▸ **Goal**: Lift out each line of the data that holds "content".

Figure record extracts
==*==

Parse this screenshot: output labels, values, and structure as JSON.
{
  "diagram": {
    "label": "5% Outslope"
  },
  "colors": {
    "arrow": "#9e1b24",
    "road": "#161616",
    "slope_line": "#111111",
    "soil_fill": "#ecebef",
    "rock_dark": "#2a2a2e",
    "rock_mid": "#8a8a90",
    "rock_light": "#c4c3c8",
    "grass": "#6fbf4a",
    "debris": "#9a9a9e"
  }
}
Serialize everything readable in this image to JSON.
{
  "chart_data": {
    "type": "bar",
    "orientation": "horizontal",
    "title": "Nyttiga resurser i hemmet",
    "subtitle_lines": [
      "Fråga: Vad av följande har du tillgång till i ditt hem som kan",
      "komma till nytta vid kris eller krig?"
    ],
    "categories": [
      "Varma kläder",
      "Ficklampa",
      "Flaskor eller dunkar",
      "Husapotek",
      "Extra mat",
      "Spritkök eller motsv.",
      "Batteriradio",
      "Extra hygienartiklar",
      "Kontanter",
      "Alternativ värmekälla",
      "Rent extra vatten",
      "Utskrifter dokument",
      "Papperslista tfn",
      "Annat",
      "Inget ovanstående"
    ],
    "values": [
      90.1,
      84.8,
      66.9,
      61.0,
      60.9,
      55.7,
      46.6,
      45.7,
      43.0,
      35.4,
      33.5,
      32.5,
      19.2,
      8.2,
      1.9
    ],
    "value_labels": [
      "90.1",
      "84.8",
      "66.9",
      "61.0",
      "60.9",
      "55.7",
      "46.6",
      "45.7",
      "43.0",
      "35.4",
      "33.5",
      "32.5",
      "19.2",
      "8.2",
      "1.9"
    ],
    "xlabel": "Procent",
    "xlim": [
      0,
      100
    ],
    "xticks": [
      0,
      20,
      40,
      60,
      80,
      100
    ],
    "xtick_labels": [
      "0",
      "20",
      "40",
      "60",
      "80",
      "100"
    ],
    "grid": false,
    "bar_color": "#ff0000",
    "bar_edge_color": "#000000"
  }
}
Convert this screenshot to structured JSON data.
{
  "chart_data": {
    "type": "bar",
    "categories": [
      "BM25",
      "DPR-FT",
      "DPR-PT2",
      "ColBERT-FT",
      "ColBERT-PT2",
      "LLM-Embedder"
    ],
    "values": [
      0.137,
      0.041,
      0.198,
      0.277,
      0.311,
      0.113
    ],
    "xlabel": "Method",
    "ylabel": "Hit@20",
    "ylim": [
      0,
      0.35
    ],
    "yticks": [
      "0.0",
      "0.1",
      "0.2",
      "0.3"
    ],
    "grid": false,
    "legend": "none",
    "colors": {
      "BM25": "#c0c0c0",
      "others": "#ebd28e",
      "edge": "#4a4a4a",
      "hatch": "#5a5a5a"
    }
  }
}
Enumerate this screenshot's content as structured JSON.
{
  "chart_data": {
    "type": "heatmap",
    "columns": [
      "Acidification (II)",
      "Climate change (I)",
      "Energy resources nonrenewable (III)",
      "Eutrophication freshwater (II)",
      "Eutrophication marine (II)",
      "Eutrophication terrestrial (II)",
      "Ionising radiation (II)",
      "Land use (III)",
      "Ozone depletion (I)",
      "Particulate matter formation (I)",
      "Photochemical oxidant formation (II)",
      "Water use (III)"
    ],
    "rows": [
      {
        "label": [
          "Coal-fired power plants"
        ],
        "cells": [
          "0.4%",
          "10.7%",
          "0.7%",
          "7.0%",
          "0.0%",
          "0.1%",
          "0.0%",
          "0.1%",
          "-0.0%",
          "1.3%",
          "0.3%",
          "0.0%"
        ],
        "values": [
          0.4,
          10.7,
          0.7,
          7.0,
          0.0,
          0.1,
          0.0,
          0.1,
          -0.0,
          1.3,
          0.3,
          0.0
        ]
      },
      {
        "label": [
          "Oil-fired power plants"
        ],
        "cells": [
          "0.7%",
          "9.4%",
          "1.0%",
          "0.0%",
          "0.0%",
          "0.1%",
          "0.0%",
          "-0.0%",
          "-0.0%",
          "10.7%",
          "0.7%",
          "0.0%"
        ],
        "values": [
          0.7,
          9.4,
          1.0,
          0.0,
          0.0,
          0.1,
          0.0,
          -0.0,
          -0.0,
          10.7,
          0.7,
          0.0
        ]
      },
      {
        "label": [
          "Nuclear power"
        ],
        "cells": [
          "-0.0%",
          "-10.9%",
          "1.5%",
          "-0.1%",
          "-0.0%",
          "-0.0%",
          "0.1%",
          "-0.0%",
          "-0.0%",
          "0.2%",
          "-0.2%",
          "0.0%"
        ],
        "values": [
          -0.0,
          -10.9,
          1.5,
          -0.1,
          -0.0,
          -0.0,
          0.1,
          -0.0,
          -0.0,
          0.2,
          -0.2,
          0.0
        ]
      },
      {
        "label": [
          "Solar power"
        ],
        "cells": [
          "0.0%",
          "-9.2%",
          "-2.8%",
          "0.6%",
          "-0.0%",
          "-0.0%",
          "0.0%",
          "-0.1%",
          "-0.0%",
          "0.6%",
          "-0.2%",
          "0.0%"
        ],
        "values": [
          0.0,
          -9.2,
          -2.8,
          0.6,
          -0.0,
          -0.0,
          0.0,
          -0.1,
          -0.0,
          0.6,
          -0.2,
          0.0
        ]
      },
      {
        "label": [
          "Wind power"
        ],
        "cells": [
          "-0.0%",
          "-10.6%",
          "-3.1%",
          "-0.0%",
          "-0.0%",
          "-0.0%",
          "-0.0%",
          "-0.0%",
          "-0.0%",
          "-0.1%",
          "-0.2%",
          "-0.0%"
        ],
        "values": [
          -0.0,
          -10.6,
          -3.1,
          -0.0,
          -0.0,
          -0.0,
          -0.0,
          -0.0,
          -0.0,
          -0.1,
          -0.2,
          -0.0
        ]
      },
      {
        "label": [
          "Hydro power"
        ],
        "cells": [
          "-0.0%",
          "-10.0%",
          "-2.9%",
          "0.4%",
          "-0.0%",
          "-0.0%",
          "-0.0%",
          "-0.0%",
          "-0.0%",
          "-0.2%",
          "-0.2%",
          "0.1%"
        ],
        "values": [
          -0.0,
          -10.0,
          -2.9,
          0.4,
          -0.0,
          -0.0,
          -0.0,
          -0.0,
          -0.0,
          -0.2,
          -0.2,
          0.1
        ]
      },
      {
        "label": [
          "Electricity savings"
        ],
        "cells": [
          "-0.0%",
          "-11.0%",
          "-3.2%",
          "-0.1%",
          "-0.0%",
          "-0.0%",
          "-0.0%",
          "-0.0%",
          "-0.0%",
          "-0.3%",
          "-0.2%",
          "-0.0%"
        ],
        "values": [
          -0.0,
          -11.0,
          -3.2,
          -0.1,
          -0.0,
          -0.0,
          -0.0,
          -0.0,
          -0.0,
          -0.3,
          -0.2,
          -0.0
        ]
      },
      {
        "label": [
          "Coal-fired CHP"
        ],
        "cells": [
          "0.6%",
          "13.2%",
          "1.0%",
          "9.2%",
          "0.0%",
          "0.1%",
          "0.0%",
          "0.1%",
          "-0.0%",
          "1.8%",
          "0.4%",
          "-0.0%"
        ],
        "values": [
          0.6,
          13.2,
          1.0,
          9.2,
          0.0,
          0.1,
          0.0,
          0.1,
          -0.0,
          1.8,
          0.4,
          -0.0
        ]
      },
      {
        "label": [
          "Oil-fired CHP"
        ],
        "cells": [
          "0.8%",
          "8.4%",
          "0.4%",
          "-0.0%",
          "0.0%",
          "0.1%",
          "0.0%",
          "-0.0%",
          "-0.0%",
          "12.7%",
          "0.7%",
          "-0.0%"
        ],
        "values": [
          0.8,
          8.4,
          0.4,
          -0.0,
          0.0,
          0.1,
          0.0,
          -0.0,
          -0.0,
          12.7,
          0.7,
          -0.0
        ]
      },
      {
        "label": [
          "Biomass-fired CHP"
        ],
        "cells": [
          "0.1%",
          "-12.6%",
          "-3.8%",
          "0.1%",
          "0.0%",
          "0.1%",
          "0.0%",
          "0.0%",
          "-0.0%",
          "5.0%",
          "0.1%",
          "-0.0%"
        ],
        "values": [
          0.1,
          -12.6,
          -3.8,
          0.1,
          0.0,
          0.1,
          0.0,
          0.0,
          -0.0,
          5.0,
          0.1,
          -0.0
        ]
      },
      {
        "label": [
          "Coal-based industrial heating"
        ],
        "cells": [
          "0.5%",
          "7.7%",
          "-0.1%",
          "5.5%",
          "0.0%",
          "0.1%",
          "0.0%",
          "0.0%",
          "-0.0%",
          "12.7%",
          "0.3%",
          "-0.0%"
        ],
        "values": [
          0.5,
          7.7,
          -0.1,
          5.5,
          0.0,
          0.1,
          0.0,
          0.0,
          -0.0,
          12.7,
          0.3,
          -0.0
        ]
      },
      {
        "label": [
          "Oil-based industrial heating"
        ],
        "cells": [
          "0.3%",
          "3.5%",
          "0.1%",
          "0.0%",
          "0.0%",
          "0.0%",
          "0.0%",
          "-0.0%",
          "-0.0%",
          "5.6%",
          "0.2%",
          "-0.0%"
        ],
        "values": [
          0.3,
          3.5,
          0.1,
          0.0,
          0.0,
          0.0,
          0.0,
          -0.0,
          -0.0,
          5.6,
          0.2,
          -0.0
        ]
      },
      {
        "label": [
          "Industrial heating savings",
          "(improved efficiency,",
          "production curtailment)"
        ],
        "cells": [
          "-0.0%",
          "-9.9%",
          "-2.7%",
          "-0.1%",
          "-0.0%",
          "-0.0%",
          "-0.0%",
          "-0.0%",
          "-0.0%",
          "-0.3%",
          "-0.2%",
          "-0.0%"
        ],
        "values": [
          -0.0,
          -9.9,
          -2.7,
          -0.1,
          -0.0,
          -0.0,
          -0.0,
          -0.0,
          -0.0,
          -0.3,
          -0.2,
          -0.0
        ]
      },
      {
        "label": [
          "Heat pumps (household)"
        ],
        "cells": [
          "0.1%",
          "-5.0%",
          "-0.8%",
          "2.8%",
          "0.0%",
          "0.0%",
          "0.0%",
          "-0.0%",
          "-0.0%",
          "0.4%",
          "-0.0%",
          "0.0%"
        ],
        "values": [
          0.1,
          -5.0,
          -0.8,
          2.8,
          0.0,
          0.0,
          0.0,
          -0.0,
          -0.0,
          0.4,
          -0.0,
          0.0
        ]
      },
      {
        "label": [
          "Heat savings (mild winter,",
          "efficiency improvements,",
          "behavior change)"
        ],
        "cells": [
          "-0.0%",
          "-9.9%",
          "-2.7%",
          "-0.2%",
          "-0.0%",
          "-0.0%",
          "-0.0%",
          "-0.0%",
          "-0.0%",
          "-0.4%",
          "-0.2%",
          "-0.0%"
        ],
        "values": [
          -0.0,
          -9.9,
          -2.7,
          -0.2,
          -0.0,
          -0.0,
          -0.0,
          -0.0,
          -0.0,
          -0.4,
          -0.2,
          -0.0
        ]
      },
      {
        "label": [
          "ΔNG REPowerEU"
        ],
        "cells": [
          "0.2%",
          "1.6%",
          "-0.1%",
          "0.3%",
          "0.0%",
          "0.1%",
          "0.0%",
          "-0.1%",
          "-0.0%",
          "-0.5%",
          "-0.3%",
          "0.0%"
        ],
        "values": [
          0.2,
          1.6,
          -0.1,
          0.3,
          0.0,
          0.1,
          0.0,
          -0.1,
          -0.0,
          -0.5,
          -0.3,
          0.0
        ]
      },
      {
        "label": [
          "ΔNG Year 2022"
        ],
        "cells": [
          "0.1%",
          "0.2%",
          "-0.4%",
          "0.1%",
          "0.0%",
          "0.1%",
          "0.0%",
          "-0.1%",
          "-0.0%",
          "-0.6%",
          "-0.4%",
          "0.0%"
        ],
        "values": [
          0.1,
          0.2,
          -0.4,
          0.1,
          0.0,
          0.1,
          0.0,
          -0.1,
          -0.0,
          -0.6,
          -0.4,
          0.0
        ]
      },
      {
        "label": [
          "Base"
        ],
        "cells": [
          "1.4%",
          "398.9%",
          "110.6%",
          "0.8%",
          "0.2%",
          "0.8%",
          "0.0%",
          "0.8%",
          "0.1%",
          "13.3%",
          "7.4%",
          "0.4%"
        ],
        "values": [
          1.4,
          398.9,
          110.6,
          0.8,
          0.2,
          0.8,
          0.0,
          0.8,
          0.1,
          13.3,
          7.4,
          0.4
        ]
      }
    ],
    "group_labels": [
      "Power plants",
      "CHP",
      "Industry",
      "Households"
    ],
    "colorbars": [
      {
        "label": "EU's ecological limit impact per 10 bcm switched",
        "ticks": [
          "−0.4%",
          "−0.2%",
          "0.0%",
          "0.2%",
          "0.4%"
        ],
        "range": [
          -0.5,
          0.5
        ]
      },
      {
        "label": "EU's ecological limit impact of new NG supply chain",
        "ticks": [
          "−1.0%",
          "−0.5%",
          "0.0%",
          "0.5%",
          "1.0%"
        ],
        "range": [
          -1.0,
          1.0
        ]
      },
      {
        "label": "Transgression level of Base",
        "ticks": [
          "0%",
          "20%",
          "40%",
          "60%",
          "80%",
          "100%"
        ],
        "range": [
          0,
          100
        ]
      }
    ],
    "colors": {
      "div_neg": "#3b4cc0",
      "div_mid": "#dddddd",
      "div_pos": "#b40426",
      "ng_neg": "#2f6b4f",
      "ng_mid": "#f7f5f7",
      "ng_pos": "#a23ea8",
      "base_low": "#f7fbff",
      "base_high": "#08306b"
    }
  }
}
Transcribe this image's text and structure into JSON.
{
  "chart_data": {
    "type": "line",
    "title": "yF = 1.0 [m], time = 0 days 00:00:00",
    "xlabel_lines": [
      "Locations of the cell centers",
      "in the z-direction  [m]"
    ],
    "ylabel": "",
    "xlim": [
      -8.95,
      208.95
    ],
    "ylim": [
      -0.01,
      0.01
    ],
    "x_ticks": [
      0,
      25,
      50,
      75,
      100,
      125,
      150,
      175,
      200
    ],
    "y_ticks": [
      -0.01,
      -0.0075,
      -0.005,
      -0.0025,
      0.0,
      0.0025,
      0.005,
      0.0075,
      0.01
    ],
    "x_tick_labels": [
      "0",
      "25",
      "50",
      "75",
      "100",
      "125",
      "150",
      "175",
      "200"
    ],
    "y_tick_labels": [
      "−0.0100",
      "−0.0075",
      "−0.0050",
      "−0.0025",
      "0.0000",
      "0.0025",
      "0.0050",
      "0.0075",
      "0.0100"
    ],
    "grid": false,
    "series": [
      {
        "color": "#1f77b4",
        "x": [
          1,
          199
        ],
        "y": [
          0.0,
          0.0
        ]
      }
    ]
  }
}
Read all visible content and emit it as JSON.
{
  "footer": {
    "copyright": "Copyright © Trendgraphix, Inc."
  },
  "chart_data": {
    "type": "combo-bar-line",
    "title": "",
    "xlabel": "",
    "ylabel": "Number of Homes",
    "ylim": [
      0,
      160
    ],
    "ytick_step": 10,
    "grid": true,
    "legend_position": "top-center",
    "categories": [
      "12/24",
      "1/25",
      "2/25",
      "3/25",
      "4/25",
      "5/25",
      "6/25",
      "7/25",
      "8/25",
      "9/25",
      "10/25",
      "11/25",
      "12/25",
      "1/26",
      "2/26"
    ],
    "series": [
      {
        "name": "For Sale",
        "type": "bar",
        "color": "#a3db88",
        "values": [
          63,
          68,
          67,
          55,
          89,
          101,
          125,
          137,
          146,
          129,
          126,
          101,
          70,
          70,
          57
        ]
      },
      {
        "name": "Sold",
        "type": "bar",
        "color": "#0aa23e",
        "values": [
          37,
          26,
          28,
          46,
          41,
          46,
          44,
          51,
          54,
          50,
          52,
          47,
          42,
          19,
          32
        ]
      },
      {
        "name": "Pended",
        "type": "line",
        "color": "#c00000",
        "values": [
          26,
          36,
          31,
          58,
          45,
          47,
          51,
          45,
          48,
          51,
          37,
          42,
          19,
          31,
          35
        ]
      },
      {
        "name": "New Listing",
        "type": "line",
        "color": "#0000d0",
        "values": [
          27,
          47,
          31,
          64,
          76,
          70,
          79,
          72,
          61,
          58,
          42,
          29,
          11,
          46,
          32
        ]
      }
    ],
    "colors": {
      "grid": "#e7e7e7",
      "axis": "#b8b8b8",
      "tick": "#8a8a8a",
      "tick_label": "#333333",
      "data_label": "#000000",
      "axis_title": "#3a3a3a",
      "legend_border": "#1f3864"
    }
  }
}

==*==

▸ **Exercise output**:
Enumerate this screenshot's content as structured JSON.
Read all visible content and emit it as JSON.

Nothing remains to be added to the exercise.